## Work required
Output the data below in full, character for character.

☆ ☆ ☆

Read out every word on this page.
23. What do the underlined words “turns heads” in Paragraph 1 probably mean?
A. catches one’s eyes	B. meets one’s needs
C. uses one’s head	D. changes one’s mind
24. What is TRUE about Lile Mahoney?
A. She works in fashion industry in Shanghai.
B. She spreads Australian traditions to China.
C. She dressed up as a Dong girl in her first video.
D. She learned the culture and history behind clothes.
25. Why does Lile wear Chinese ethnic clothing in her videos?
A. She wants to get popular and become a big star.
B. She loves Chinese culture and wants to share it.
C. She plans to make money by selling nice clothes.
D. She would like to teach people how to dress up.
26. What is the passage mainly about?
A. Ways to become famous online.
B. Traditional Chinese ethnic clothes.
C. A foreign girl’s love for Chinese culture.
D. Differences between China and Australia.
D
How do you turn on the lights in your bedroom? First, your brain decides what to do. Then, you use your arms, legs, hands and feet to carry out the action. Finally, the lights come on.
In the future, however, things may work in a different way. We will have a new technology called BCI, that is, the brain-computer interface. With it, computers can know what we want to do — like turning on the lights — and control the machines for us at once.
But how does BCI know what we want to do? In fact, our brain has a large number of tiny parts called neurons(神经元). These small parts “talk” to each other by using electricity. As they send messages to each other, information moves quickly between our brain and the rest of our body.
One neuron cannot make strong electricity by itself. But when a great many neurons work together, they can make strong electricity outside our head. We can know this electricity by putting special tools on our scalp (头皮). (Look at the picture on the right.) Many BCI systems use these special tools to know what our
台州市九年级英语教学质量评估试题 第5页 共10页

☆ ☆ ☆

## Worked solution
Read out every word on this page.
23. What do the underlined words “turns heads” in Paragraph 1 probably mean?
A. catches one’s eyes	B. meets one’s needs
C. uses one’s head	D. changes one’s mind
24. What is TRUE about Lile Mahoney?
A. She works in fashion industry in Shanghai.
B. She spreads Australian traditions to China.
C. She dressed up as a Dong girl in her first video.
D. She learned the culture and history behind clothes.
25. Why does Lile wear Chinese ethnic clothing in her videos?
A. She wants to get popular and become a big star.
B. She loves Chinese culture and wants to share it.
C. She plans to make money by selling nice clothes.
D. She would like to teach people how to dress up.
26. What is the passage mainly about?
A. Ways to become famous online.
B. Traditional Chinese ethnic clothes.
C. A foreign girl’s love for Chinese culture.
D. Differences between China and Australia.
D
How do you turn on the lights in your bedroom? First, your brain decides what to do. Then, you use your arms, legs, hands and feet to carry out the action. Finally, the lights come on.
In the future, however, things may work in a different way. We will have a new technology called BCI, that is, the brain-computer interface. With it, computers can know what we want to do — like turning on the lights — and control the machines for us at once.
But how does BCI know what we want to do? In fact, our brain has a large number of tiny parts called neurons(神经元). These small parts “talk” to each other by using electricity. As they send messages to each other, information moves quickly between our brain and the rest of our body.
One neuron cannot make strong electricity by itself. But when a great many neurons work together, they can make strong electricity outside our head. We can know this electricity by putting special tools on our scalp (头皮). (Look at the picture on the right.) Many BCI systems use these special tools to know what our
台州市九年级英语教学质量评估试题 第5页 共10页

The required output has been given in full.